Dataset items
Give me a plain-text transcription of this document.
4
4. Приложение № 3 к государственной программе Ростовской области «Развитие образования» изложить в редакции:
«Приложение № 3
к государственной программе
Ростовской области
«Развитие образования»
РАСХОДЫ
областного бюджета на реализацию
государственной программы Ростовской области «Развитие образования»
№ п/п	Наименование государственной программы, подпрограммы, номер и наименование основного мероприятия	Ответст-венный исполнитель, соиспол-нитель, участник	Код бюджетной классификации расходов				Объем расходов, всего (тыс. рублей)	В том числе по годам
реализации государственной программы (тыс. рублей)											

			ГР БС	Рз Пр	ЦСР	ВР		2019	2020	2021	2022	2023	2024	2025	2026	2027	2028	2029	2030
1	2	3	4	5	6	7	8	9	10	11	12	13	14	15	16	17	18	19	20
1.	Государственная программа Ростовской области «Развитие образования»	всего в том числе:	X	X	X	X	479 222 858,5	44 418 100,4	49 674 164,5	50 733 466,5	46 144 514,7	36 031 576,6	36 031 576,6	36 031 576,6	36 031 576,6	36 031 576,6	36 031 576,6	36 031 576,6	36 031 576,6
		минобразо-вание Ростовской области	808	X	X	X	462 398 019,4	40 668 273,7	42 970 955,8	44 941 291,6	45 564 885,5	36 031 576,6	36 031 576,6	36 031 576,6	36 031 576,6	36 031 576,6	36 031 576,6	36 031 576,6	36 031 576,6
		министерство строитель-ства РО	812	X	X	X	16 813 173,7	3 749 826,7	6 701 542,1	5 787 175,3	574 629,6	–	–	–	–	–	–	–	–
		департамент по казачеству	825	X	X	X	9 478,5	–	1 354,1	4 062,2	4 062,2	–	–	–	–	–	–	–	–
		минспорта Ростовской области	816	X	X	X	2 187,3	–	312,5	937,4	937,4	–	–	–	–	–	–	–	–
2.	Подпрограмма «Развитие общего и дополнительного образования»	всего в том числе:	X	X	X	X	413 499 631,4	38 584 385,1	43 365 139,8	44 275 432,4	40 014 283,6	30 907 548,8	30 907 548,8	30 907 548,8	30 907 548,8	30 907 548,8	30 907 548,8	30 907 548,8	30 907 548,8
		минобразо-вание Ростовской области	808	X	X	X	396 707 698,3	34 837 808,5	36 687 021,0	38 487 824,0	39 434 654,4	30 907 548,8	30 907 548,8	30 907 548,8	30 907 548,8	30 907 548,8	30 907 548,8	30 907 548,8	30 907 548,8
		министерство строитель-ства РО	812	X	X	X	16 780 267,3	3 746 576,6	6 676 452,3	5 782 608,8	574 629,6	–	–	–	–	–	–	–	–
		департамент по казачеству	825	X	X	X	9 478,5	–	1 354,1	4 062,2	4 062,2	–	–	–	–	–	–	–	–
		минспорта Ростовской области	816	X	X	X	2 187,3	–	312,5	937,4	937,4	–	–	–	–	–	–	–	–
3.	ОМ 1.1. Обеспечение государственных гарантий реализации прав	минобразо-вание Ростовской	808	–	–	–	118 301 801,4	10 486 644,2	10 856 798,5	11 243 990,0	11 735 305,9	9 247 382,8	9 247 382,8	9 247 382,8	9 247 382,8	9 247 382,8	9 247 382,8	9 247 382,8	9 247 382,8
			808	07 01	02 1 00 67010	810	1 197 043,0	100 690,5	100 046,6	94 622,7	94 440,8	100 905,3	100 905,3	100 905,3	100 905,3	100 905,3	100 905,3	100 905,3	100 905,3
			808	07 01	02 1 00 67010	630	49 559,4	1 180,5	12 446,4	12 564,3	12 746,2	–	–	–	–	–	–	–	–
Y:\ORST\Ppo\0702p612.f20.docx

• Exercise details:
Where a line of the material above holds the string "числе", copy that line.

• Response to the exercise:
№ п/п	Наименование государственной программы, подпрограммы, номер и наименование основного мероприятия	Ответст-венный исполнитель, соиспол-нитель, участник	Код бюджетной классификации расходов				Объем расходов, всего (тыс. рублей)	В том числе по годам
1.	Государственная программа Ростовской области «Развитие образования»	всего в том числе:	X	X	X	X	479 222 858,5	44 418 100,4	49 674 164,5	50 733 466,5	46 144 514,7	36 031 576,6	36 031 576,6	36 031 576,6	36 031 576,6	36 031 576,6	36 031 576,6	36 031 576,6	36 031 576,6
2.	Подпрограмма «Развитие общего и дополнительного образования»	всего в том числе:	X	X	X	X	413 499 631,4	38 584 385,1	43 365 139,8	44 275 432,4	40 014 283,6	30 907 548,8	30 907 548,8	30 907 548,8	30 907 548,8	30 907 548,8	30 907 548,8	30 907 548,8	30 907 548,8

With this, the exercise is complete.